START DATASET RECORDS

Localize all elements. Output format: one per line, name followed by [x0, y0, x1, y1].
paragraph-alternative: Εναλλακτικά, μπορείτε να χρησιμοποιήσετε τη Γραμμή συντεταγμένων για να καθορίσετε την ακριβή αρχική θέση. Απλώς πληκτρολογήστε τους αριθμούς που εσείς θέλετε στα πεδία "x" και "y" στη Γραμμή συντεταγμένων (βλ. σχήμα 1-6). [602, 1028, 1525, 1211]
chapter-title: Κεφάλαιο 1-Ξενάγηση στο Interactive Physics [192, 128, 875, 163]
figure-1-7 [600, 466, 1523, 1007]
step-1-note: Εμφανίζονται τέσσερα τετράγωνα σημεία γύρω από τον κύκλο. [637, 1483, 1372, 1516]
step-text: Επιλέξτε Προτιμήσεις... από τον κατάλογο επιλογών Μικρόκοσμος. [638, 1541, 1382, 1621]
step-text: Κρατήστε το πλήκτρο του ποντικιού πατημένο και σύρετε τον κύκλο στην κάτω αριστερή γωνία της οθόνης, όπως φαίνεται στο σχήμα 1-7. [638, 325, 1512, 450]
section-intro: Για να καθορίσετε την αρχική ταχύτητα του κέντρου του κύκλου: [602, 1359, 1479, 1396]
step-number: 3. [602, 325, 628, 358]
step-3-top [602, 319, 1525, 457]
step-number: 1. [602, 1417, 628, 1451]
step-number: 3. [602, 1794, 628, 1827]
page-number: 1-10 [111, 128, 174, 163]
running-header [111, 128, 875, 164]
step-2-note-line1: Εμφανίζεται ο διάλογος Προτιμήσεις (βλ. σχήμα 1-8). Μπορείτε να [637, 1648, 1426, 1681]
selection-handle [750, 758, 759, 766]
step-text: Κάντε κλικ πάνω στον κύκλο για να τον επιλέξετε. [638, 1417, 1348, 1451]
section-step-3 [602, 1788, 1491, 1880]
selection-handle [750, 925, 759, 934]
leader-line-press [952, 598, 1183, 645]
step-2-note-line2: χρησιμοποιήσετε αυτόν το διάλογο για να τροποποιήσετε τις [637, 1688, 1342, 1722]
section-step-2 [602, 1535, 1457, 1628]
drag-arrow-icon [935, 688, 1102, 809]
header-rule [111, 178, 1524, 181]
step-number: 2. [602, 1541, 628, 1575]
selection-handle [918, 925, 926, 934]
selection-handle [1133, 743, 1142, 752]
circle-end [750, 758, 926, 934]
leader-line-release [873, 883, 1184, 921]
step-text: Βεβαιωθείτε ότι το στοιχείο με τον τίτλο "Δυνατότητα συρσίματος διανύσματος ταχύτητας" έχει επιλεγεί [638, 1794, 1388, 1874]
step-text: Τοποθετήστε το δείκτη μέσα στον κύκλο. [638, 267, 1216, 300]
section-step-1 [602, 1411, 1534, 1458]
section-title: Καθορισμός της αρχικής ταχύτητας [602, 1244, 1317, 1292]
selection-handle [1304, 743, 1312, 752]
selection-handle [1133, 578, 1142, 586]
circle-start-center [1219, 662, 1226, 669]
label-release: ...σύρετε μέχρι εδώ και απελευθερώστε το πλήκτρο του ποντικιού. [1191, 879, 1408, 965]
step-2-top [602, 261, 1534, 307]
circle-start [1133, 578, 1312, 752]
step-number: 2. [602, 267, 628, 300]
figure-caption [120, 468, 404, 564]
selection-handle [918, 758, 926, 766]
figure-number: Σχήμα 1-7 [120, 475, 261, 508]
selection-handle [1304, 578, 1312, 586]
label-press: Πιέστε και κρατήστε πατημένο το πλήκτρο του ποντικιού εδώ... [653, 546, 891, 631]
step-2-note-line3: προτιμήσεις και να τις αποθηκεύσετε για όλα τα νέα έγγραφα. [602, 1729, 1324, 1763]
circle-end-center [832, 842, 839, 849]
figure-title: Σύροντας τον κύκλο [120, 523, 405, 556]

END DATASET RECORDS

**WRITTEN INSTRUCTION**
Please list every line of the entries that contains the word "ποντικιού".

**OUTPUT OF THE TASK**
step-text: Κρατήστε το πλήκτρο του ποντικιού πατημένο και σύρετε τον κύκλο στην κάτω αριστερή γωνία της οθόνης, όπως φαίνεται στο σχήμα 1-7. [638, 325, 1512, 450]
label-release: ...σύρετε μέχρι εδώ και απελευθερώστε το πλήκτρο του ποντικιού. [1191, 879, 1408, 965]
label-press: Πιέστε και κρατήστε πατημένο το πλήκτρο του ποντικιού εδώ... [653, 546, 891, 631]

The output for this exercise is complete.